> Written problem
Your task is to repeat the entries underneath exactly, minus the pictures.

# # # # # # #

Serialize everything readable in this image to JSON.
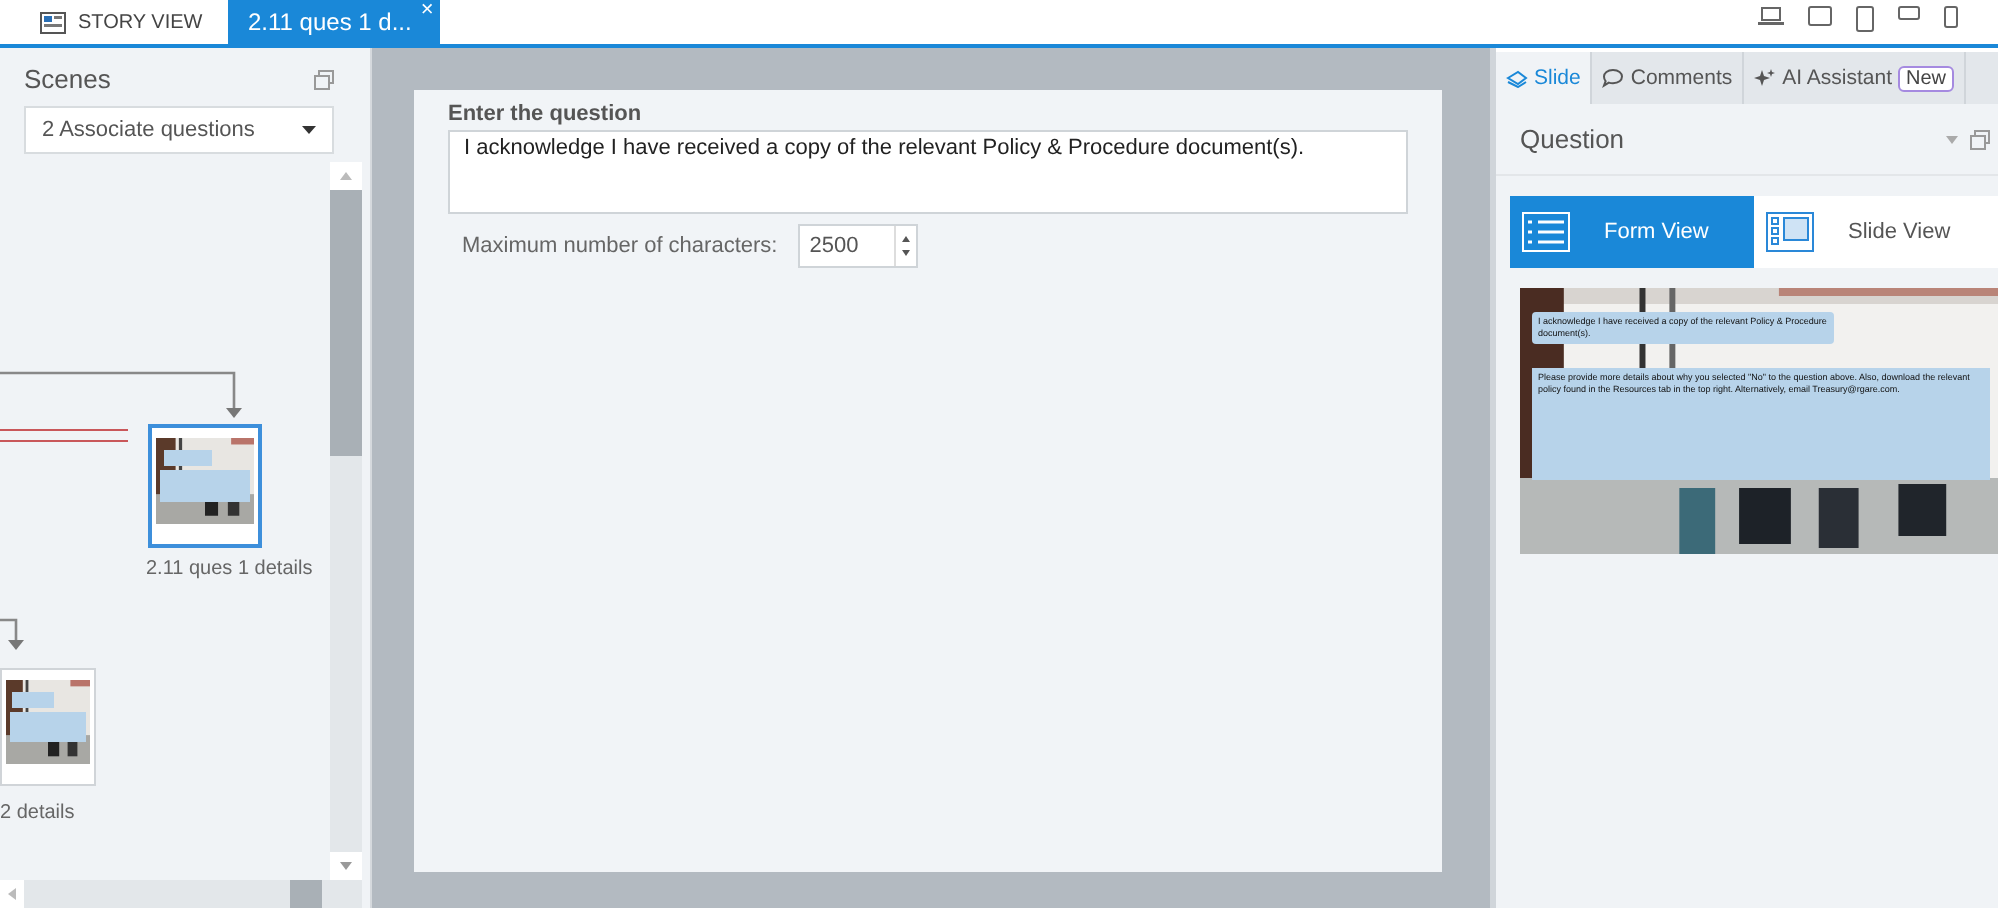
{
  "tabs": [
    {
      "label": "STORY VIEW",
      "selected": false
    },
    {
      "label": "2.11 ques 1 d...",
      "selected": true,
      "close": "×"
    }
  ],
  "scenes": {
    "title": "Scenes",
    "dropdown": "2 Associate questions",
    "nodes": [
      {
        "label": "2.11 ques 1 details",
        "selected": true
      },
      {
        "label": "2 details",
        "selected": false
      }
    ]
  },
  "form": {
    "question_label": "Enter the question",
    "question": "I acknowledge I have received a copy of the relevant Policy & Procedure document(s).",
    "max_label": "Maximum number of characters:",
    "max_value": "2500"
  },
  "panel": {
    "tabs": [
      {
        "label": "Slide",
        "selected": true
      },
      {
        "label": "Comments",
        "selected": false
      },
      {
        "label": "AI Assistant",
        "selected": false,
        "badge": "New"
      }
    ],
    "section": "Question",
    "views": [
      {
        "label": "Form View",
        "selected": true
      },
      {
        "label": "Slide View",
        "selected": false
      }
    ],
    "preview": {
      "question": "I acknowledge I have received a copy of the relevant Policy & Procedure document(s).",
      "feedback": "Please provide more details about why you selected \"No\" to the question above. Also, download the relevant policy found in the Resources tab in the top right. Alternatively, email Treasury@rgare.com."
    }
  }
}
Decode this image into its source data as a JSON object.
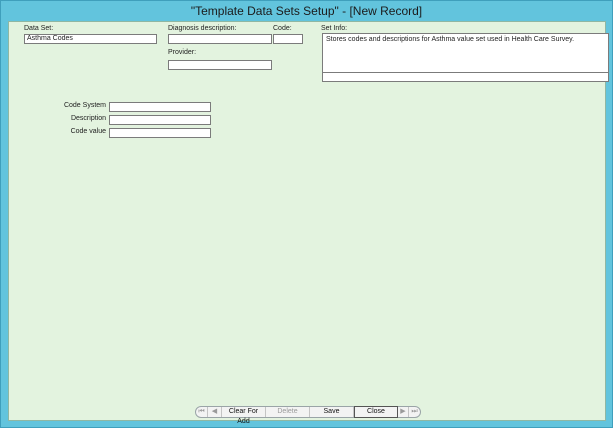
{
  "window": {
    "title": "\"Template Data Sets Setup\" - [New Record]"
  },
  "form": {
    "data_set_label": "Data Set:",
    "data_set_value": "Asthma Codes",
    "diagnosis_label": "Diagnosis description:",
    "diagnosis_value": "",
    "code_label": "Code:",
    "code_value": "",
    "set_info_label": "Set Info:",
    "set_info_value": "Stores codes and descriptions for Asthma value set used in Health Care Survey.",
    "provider_label": "Provider:",
    "provider_value": "",
    "code_system_label": "Code System",
    "code_system_value": "",
    "description_label": "Description",
    "description_value": "",
    "codevalue_label": "Code value",
    "codevalue_value": ""
  },
  "toolbar": {
    "first_icon": "⏮",
    "prev_icon": "◀",
    "clear_label": "Clear For Add",
    "delete_label": "Delete",
    "save_label": "Save",
    "close_label": "Close",
    "next_icon": "▶",
    "last_icon": "⏭"
  }
}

# # # # # # #

> Exercise answer
Serialize everything readable in this image to JSON.
{
  "tabs": [
    {
      "label": "STORY VIEW",
      "selected": false
    },
    {
      "label": "2.11 ques 1 d...",
      "selected": true,
      "close": "×"
    }
  ],
  "scenes": {
    "title": "Scenes",
    "dropdown": "2 Associate questions",
    "nodes": [
      {
        "label": "2.11 ques 1 details",
        "selected": true
      },
      {
        "label": "2 details",
        "selected": false
      }
    ]
  },
  "form": {
    "question_label": "Enter the question",
    "question": "I acknowledge I have received a copy of the relevant Policy & Procedure document(s).",
    "max_label": "Maximum number of characters:",
    "max_value": "2500"
  },
  "panel": {
    "tabs": [
      {
        "label": "Slide",
        "selected": true
      },
      {
        "label": "Comments",
        "selected": false
      },
      {
        "label": "AI Assistant",
        "selected": false,
        "badge": "New"
      }
    ],
    "section": "Question",
    "views": [
      {
        "label": "Form View",
        "selected": true
      },
      {
        "label": "Slide View",
        "selected": false
      }
    ],
    "preview": {
      "question": "I acknowledge I have received a copy of the relevant Policy & Procedure document(s).",
      "feedback": "Please provide more details about why you selected \"No\" to the question above. Also, download the relevant policy found in the Resources tab in the top right. Alternatively, email Treasury@rgare.com."
    }
  }
}
Decode this image into its source data as a JSON object.
{
  "window": {
    "title": "\"Template Data Sets Setup\" - [New Record]"
  },
  "form": {
    "data_set_label": "Data Set:",
    "data_set_value": "Asthma Codes",
    "diagnosis_label": "Diagnosis description:",
    "diagnosis_value": "",
    "code_label": "Code:",
    "code_value": "",
    "set_info_label": "Set Info:",
    "set_info_value": "Stores codes and descriptions for Asthma value set used in Health Care Survey.",
    "provider_label": "Provider:",
    "provider_value": "",
    "code_system_label": "Code System",
    "code_system_value": "",
    "description_label": "Description",
    "description_value": "",
    "codevalue_label": "Code value",
    "codevalue_value": ""
  },
  "toolbar": {
    "first_icon": "⏮",
    "prev_icon": "◀",
    "clear_label": "Clear For Add",
    "delete_label": "Delete",
    "save_label": "Save",
    "close_label": "Close",
    "next_icon": "▶",
    "last_icon": "⏭"
  }
}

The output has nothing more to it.